**Instruction**
Set down the records once more, please, exactly and with the pictures left out.

**Data shown**
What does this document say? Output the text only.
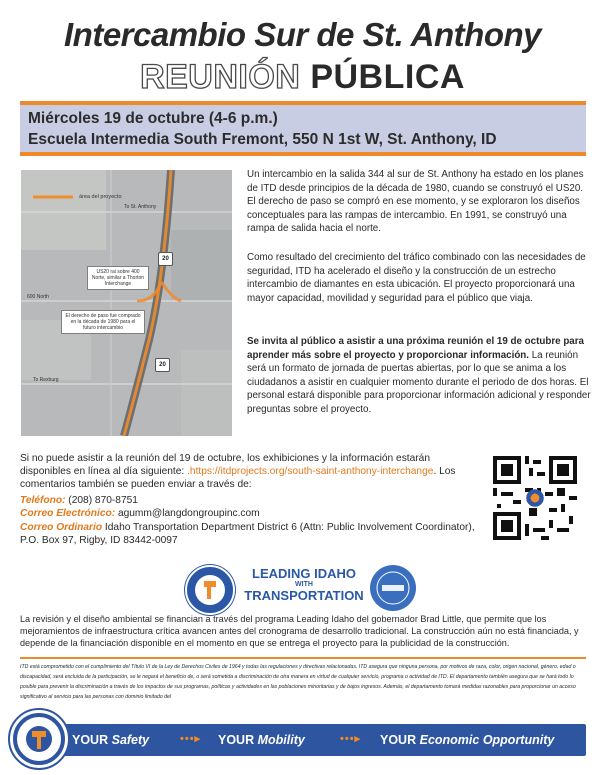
Intercambio Sur de St. Anthony
REUNIÓN PÚBLICA
Miércoles 19 de octubre (4-6 p.m.)
Escuela Intermedia South Fremont, 550 N 1st W, St. Anthony, ID
área del proyecto
To St. Anthony
600 North
To Rexburg
20
20
US20 rai sobre 400 Norte, similar a Thorton Interchange
El derecho de paso fue comprado en la década de 1980 para el futuro intercambio
Un intercambio en la salida 344 al sur de St. Anthony ha estado en los planes de ITD desde principios de la década de 1980, cuando se construyó el US20. El derecho de paso se compró en ese momento, y se exploraron los diseños conceptuales para las rampas de intercambio. En 1991, se construyó una rampa de salida hacia el norte.
Como resultado del crecimiento del tráfico combinado con las necesidades de seguridad, ITD ha acelerado el diseño y la construcción de un estrecho intercambio de diamantes en esta ubicación. El proyecto proporcionará una mayor capacidad, movilidad y seguridad para el público que viaja.
Se invita al público a asistir a una próxima reunión el 19 de octubre para aprender más sobre el proyecto y proporcionar información. La reunión será un formato de jornada de puertas abiertas, por lo que se anima a los ciudadanos a asistir en cualquier momento durante el periodo de dos horas. El personal estará disponible para proporcionar información adicional y responder preguntas sobre el proyecto.
Si no puede asistir a la reunión del 19 de octubre, los exhibiciones y la información estarán disponibles en línea al día siguiente: .https://itdprojects.org/south-saint-anthony-interchange. Los comentarios también se pueden enviar a través de:
Teléfono: (208) 870-8751
Correo Electrónico: agumm@langdongroupinc.com
Correo Ordinario Idaho Transportation Department District 6 (Attn: Public Involvement Coordinator), P.O. Box 97, Rigby, ID 83442-0097
LEADING IDAHO
WITH
TRANSPORTATION
La revisión y el diseño ambiental se financian a través del programa Leading Idaho del gobernador Brad Little, que permite que los mejoramientos de infraestructura crítica avancen antes del cronograma de desarrollo tradicional. La construcción aún no está financiada, y depende de la financiación disponible en el momento en que se entrega el proyecto para la publicidad de la construcción.
ITD está comprometido con el cumplimiento del Título VI de la Ley de Derechos Civiles de 1964 y todas las regulaciones y directivas relacionadas. ITD asegura que ninguna persona, por motivos de raza, color, origen nacional, género, edad o discapacidad, será excluida de la participación, se le negará el beneficio de, o será sometida a discriminación de otra manera en virtud de cualquier servicio, programa o actividad de ITD. El departamento también asegura que se hará todo lo posible para prevenir la discriminación a través de los impactos de sus programas, políticas y actividades en las poblaciones minoritarias y de bajos ingresos. Además, el departamento tomará medidas razonables para proporcionar un acceso significativo al servicio para las personas con dominio limitado del
YOUR Safety	•••▸ YOUR Mobility	•••▸ YOUR Economic Opportunity
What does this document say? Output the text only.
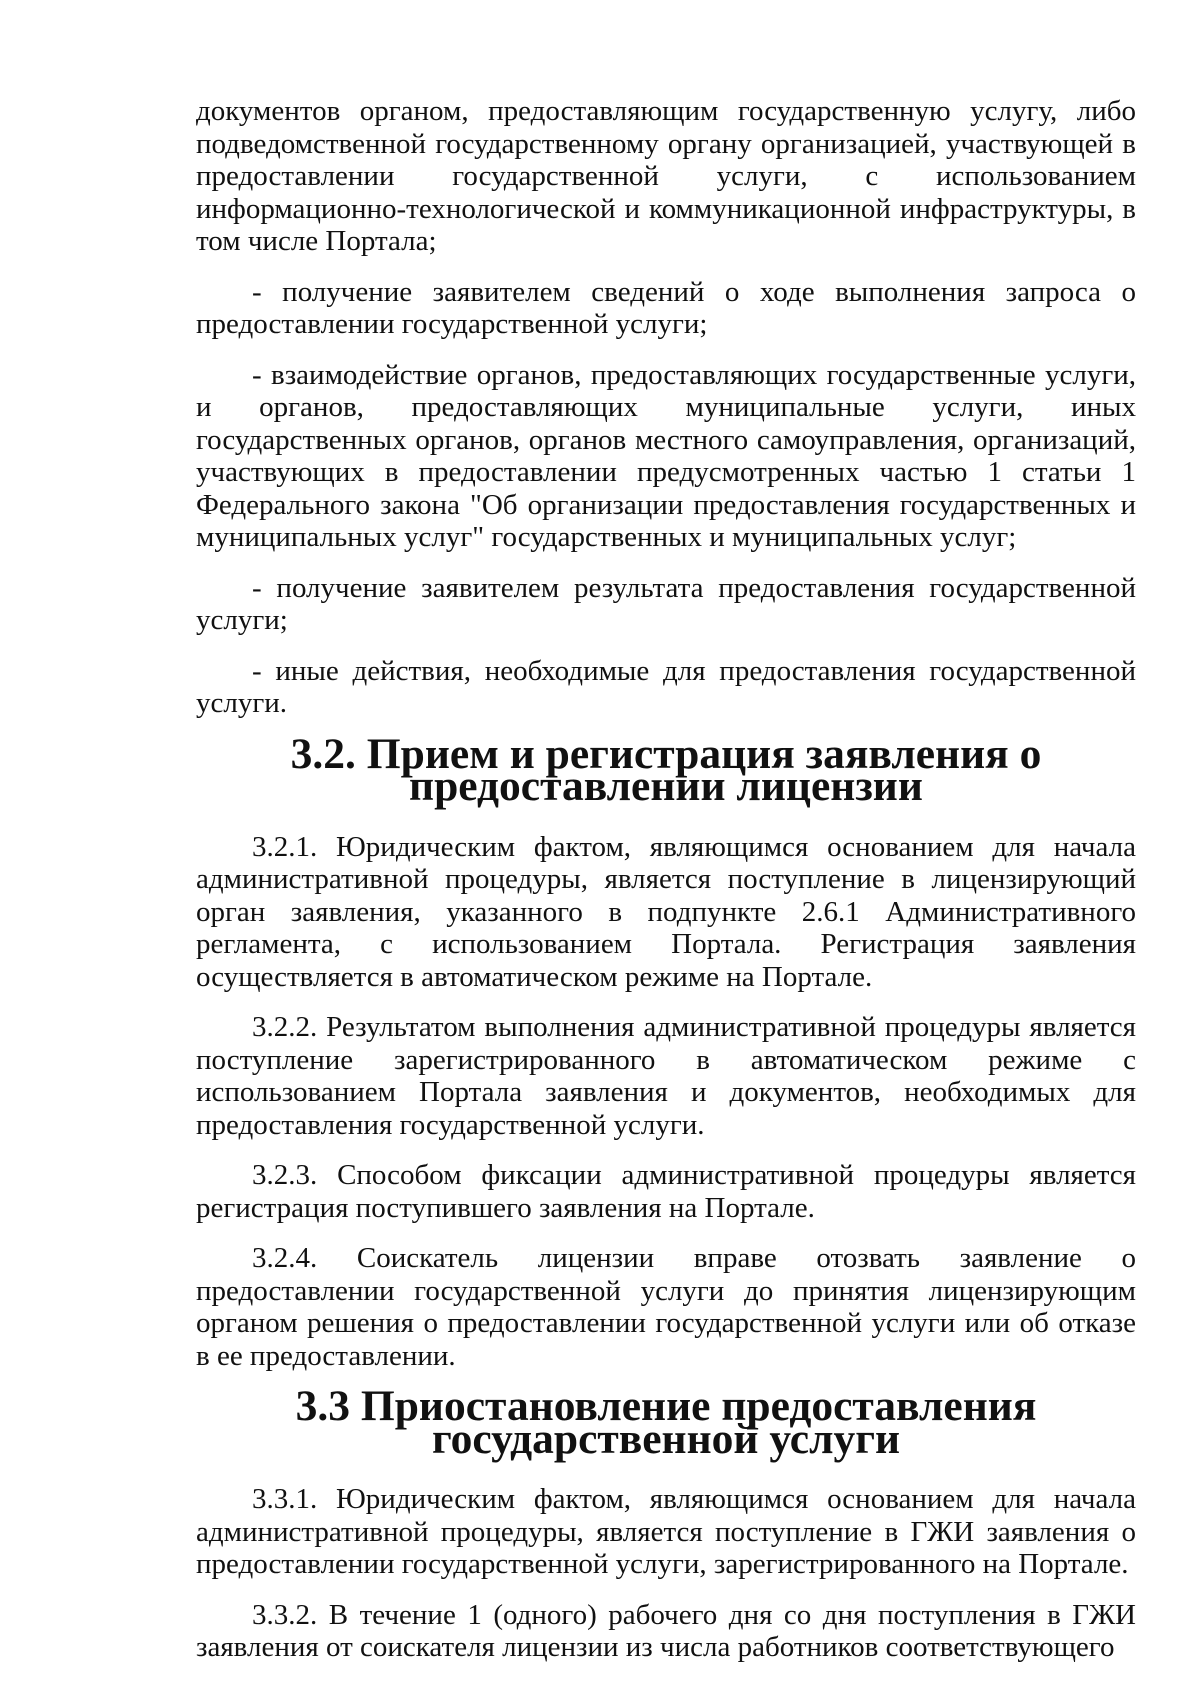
документов органом, предоставляющим государственную услугу, либо подведомственной государственному органу организацией, участвующей в предоставлении государственной услуги, с использованием информационно-технологической и коммуникационной инфраструктуры, в том числе Портала;

- получение заявителем сведений о ходе выполнения запроса о предоставлении государственной услуги;

- взаимодействие органов, предоставляющих государственные услуги, и органов, предоставляющих муниципальные услуги, иных государственных органов, органов местного самоуправления, организаций, участвующих в предоставлении предусмотренных частью 1 статьи 1 Федерального закона "Об организации предоставления государственных и муниципальных услуг" государственных и муниципальных услуг;

- получение заявителем результата предоставления государственной услуги;

- иные действия, необходимые для предоставления государственной услуги.

3.2. Прием и регистрация заявления о предоставлении лицензии

3.2.1. Юридическим фактом, являющимся основанием для начала административной процедуры, является поступление в лицензирующий орган заявления, указанного в подпункте 2.6.1 Административного регламента, с использованием Портала. Регистрация заявления осуществляется в автоматическом режиме на Портале.

3.2.2. Результатом выполнения административной процедуры является поступление зарегистрированного в автоматическом режиме с использованием Портала заявления и документов, необходимых для предоставления государственной услуги.

3.2.3. Способом фиксации административной процедуры является регистрация поступившего заявления на Портале.

3.2.4. Соискатель лицензии вправе отозвать заявление о предоставлении государственной услуги до принятия лицензирующим органом решения о предоставлении государственной услуги или об отказе в ее предоставлении.

3.3 Приостановление предоставления государственной услуги

3.3.1. Юридическим фактом, являющимся основанием для начала административной процедуры, является поступление в ГЖИ заявления о предоставлении государственной услуги, зарегистрированного на Портале.

3.3.2. В течение 1 (одного) рабочего дня со дня поступления в ГЖИ заявления от соискателя лицензии из числа работников соответствующего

**Solution**
What does this document say? Output the text only.
Intercambio Sur de St. Anthony
REUNIÓN PÚBLICA
Miércoles 19 de octubre (4-6 p.m.)
Escuela Intermedia South Fremont, 550 N 1st W, St. Anthony, ID
área del proyecto
To St. Anthony
600 North
To Rexburg
20
20
US20 rai sobre 400 Norte, similar a Thorton Interchange
El derecho de paso fue comprado en la década de 1980 para el futuro intercambio
Un intercambio en la salida 344 al sur de St. Anthony ha estado en los planes de ITD desde principios de la década de 1980, cuando se construyó el US20. El derecho de paso se compró en ese momento, y se exploraron los diseños conceptuales para las rampas de intercambio. En 1991, se construyó una rampa de salida hacia el norte.
Como resultado del crecimiento del tráfico combinado con las necesidades de seguridad, ITD ha acelerado el diseño y la construcción de un estrecho intercambio de diamantes en esta ubicación. El proyecto proporcionará una mayor capacidad, movilidad y seguridad para el público que viaja.
Se invita al público a asistir a una próxima reunión el 19 de octubre para aprender más sobre el proyecto y proporcionar información. La reunión será un formato de jornada de puertas abiertas, por lo que se anima a los ciudadanos a asistir en cualquier momento durante el periodo de dos horas. El personal estará disponible para proporcionar información adicional y responder preguntas sobre el proyecto.
Si no puede asistir a la reunión del 19 de octubre, los exhibiciones y la información estarán disponibles en línea al día siguiente: .https://itdprojects.org/south-saint-anthony-interchange. Los comentarios también se pueden enviar a través de:
Teléfono: (208) 870-8751
Correo Electrónico: agumm@langdongroupinc.com
Correo Ordinario Idaho Transportation Department District 6 (Attn: Public Involvement Coordinator), P.O. Box 97, Rigby, ID 83442-0097
LEADING IDAHO
WITH
TRANSPORTATION
La revisión y el diseño ambiental se financian a través del programa Leading Idaho del gobernador Brad Little, que permite que los mejoramientos de infraestructura crítica avancen antes del cronograma de desarrollo tradicional. La construcción aún no está financiada, y depende de la financiación disponible en el momento en que se entrega el proyecto para la publicidad de la construcción.
ITD está comprometido con el cumplimiento del Título VI de la Ley de Derechos Civiles de 1964 y todas las regulaciones y directivas relacionadas. ITD asegura que ninguna persona, por motivos de raza, color, origen nacional, género, edad o discapacidad, será excluida de la participación, se le negará el beneficio de, o será sometida a discriminación de otra manera en virtud de cualquier servicio, programa o actividad de ITD. El departamento también asegura que se hará todo lo posible para prevenir la discriminación a través de los impactos de sus programas, políticas y actividades en las poblaciones minoritarias y de bajos ingresos. Además, el departamento tomará medidas razonables para proporcionar un acceso significativo al servicio para las personas con dominio limitado del
YOUR Safety	•••▸ YOUR Mobility	•••▸ YOUR Economic Opportunity
What does this document say? Output the text only.
документов органом, предоставляющим государственную услугу, либо подведомственной государственному органу организацией, участвующей в предоставлении государственной услуги, с использованием информационно-технологической и коммуникационной инфраструктуры, в том числе Портала;

- получение заявителем сведений о ходе выполнения запроса о предоставлении государственной услуги;

- взаимодействие органов, предоставляющих государственные услуги, и органов, предоставляющих муниципальные услуги, иных государственных органов, органов местного самоуправления, организаций, участвующих в предоставлении предусмотренных частью 1 статьи 1 Федерального закона "Об организации предоставления государственных и муниципальных услуг" государственных и муниципальных услуг;

- получение заявителем результата предоставления государственной услуги;

- иные действия, необходимые для предоставления государственной услуги.

3.2. Прием и регистрация заявления о предоставлении лицензии

3.2.1. Юридическим фактом, являющимся основанием для начала административной процедуры, является поступление в лицензирующий орган заявления, указанного в подпункте 2.6.1 Административного регламента, с использованием Портала. Регистрация заявления осуществляется в автоматическом режиме на Портале.

3.2.2. Результатом выполнения административной процедуры является поступление зарегистрированного в автоматическом режиме с использованием Портала заявления и документов, необходимых для предоставления государственной услуги.

3.2.3. Способом фиксации административной процедуры является регистрация поступившего заявления на Портале.

3.2.4. Соискатель лицензии вправе отозвать заявление о предоставлении государственной услуги до принятия лицензирующим органом решения о предоставлении государственной услуги или об отказе в ее предоставлении.

3.3 Приостановление предоставления государственной услуги

3.3.1. Юридическим фактом, являющимся основанием для начала административной процедуры, является поступление в ГЖИ заявления о предоставлении государственной услуги, зарегистрированного на Портале.

3.3.2. В течение 1 (одного) рабочего дня со дня поступления в ГЖИ заявления от соискателя лицензии из числа работников соответствующего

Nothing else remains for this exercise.